## [Task goal]
Reproduce the closing part of the entries exactly: the line with "Decode this image" and all lines after it, ending with the last line, and nothing else.

## [Material for this task]
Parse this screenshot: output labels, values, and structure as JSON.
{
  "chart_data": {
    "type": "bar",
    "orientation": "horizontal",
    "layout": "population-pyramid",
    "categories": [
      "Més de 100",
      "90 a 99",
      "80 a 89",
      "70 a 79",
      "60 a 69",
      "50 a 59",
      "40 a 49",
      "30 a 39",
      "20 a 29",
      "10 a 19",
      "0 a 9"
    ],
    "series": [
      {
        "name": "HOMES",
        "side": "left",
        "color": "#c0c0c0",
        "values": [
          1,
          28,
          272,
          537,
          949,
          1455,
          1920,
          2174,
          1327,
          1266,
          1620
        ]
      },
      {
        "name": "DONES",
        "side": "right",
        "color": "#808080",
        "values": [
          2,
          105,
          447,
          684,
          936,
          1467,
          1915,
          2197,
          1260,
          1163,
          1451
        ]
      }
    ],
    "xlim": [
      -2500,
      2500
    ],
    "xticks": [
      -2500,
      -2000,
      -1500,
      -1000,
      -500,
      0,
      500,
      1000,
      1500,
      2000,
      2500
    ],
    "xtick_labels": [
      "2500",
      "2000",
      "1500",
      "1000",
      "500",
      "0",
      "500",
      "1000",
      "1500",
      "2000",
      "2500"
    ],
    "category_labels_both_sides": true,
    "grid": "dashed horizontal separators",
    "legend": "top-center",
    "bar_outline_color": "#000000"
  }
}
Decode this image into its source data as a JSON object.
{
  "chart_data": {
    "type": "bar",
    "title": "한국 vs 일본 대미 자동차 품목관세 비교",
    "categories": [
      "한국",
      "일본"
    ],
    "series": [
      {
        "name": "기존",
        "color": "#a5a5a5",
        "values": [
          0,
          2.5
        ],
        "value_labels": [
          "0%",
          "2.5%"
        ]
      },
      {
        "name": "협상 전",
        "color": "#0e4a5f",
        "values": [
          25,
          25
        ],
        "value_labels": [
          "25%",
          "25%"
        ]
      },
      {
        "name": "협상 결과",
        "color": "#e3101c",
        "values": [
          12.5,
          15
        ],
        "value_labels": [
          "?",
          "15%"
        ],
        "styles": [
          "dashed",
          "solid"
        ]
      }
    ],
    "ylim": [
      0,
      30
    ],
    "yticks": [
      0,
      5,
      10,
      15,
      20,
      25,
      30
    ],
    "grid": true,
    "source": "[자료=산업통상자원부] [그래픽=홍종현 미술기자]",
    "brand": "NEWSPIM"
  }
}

## [Result for this exercise]
Decode this image into its source data as a JSON object.
{
  "chart_data": {
    "type": "bar",
    "title": "한국 vs 일본 대미 자동차 품목관세 비교",
    "categories": [
      "한국",
      "일본"
    ],
    "series": [
      {
        "name": "기존",
        "color": "#a5a5a5",
        "values": [
          0,
          2.5
        ],
        "value_labels": [
          "0%",
          "2.5%"
        ]
      },
      {
        "name": "협상 전",
        "color": "#0e4a5f",
        "values": [
          25,
          25
        ],
        "value_labels": [
          "25%",
          "25%"
        ]
      },
      {
        "name": "협상 결과",
        "color": "#e3101c",
        "values": [
          12.5,
          15
        ],
        "value_labels": [
          "?",
          "15%"
        ],
        "styles": [
          "dashed",
          "solid"
        ]
      }
    ],
    "ylim": [
      0,
      30
    ],
    "yticks": [
      0,
      5,
      10,
      15,
      20,
      25,
      30
    ],
    "grid": true,
    "source": "[자료=산업통상자원부] [그래픽=홍종현 미술기자]",
    "brand": "NEWSPIM"
  }
}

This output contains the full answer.